### DIRECTIONS
Reproduce all lines of the listing below in which the word "fission" occurs.

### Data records
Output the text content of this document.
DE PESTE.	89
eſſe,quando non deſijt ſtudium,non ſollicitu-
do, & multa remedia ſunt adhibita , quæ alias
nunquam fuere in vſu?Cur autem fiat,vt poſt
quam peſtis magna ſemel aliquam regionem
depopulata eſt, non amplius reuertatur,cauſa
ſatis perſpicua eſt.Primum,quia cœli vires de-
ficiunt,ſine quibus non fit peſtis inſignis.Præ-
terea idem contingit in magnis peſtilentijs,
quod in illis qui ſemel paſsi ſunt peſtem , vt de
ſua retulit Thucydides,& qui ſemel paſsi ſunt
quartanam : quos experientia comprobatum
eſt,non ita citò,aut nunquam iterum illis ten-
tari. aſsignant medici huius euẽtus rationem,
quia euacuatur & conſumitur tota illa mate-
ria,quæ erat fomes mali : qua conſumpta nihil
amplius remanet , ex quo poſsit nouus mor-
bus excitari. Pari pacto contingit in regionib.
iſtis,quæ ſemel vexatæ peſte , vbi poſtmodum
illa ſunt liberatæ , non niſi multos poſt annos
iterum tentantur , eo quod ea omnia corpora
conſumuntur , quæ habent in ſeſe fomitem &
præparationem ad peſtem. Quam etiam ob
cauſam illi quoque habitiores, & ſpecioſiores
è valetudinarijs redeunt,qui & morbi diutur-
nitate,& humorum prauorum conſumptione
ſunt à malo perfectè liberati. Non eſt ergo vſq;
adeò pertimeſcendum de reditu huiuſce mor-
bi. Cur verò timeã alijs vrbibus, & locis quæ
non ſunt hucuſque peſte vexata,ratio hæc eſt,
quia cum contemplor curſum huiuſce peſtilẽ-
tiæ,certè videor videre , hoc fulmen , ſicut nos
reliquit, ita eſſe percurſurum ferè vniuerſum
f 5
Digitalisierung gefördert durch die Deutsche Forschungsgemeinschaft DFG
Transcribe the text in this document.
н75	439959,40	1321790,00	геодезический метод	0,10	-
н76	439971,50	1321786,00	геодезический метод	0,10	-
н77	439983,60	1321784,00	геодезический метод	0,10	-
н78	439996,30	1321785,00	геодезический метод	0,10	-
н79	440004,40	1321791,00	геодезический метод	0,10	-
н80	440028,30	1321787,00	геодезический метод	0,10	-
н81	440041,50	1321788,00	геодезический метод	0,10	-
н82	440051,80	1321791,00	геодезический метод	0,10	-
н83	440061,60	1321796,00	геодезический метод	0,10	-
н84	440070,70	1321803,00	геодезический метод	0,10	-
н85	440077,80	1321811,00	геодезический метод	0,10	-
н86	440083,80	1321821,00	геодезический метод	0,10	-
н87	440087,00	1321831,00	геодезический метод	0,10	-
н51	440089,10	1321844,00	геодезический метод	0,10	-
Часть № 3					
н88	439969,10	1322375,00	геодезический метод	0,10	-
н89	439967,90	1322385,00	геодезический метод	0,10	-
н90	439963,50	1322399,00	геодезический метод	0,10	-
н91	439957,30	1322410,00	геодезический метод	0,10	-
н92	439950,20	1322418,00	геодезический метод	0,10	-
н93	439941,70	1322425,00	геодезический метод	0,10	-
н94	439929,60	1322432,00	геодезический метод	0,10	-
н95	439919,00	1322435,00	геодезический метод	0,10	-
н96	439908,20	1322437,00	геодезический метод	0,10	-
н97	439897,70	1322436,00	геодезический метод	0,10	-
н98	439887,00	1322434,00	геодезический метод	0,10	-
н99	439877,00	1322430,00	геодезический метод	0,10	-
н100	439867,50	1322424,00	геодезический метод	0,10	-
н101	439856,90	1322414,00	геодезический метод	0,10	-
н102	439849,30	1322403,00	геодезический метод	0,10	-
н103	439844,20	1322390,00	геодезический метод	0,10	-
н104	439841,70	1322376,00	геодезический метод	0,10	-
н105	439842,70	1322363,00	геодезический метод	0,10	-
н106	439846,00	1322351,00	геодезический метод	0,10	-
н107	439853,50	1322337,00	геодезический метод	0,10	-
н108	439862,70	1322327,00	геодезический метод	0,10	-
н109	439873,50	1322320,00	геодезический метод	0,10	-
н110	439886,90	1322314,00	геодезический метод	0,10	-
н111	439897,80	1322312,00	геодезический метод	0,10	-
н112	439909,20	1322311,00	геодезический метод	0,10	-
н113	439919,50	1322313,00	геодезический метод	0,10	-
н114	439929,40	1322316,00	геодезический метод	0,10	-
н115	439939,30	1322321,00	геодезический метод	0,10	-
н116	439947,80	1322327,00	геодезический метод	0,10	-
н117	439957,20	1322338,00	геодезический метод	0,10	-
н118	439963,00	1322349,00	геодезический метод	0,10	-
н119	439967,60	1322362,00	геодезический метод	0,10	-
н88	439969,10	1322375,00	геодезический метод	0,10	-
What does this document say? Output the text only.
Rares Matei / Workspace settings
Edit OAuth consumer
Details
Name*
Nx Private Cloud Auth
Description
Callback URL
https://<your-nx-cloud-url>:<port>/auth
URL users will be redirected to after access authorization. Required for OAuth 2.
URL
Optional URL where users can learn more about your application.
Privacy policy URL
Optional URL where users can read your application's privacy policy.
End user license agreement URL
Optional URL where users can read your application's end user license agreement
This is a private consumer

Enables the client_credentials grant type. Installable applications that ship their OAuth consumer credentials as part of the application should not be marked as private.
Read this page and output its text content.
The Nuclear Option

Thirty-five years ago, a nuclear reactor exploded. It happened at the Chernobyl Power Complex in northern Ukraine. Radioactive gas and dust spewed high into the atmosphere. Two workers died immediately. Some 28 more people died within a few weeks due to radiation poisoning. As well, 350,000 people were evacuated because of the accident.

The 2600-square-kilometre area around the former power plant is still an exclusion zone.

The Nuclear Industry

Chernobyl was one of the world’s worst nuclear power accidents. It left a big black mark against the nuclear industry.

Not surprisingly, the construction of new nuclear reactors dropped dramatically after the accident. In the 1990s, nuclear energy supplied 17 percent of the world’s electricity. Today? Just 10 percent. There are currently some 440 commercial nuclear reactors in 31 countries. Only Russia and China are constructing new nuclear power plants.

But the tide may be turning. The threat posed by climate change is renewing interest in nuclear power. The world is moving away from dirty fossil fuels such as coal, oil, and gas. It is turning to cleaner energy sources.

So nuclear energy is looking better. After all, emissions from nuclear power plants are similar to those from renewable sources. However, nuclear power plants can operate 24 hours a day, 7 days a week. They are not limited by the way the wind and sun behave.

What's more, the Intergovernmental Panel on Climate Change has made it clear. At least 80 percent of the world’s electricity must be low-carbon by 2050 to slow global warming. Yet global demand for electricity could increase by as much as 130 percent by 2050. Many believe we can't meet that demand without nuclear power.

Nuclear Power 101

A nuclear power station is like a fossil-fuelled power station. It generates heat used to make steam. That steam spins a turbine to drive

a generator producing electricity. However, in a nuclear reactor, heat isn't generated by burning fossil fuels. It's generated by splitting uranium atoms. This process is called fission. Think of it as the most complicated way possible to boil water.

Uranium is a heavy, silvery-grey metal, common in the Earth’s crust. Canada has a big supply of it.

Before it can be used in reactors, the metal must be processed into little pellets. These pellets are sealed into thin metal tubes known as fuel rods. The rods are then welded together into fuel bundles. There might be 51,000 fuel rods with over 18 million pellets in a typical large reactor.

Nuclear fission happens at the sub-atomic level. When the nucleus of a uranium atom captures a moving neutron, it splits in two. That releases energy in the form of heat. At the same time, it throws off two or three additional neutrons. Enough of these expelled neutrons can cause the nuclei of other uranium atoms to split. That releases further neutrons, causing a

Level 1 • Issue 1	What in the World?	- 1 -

### ANSWER FOR THE TASK
a generator producing electricity. However, in a nuclear reactor, heat isn't generated by burning fossil fuels. It's generated by splitting uranium atoms. This process is called fission. Think of it as the most complicated way possible to boil water.
Nuclear fission happens at the sub-atomic level. When the nucleus of a uranium atom captures a moving neutron, it splits in two. That releases energy in the form of heat. At the same time, it throws off two or three additional neutrons. Enough of these expelled neutrons can cause the nuclei of other uranium atoms to split. That releases further neutrons, causing a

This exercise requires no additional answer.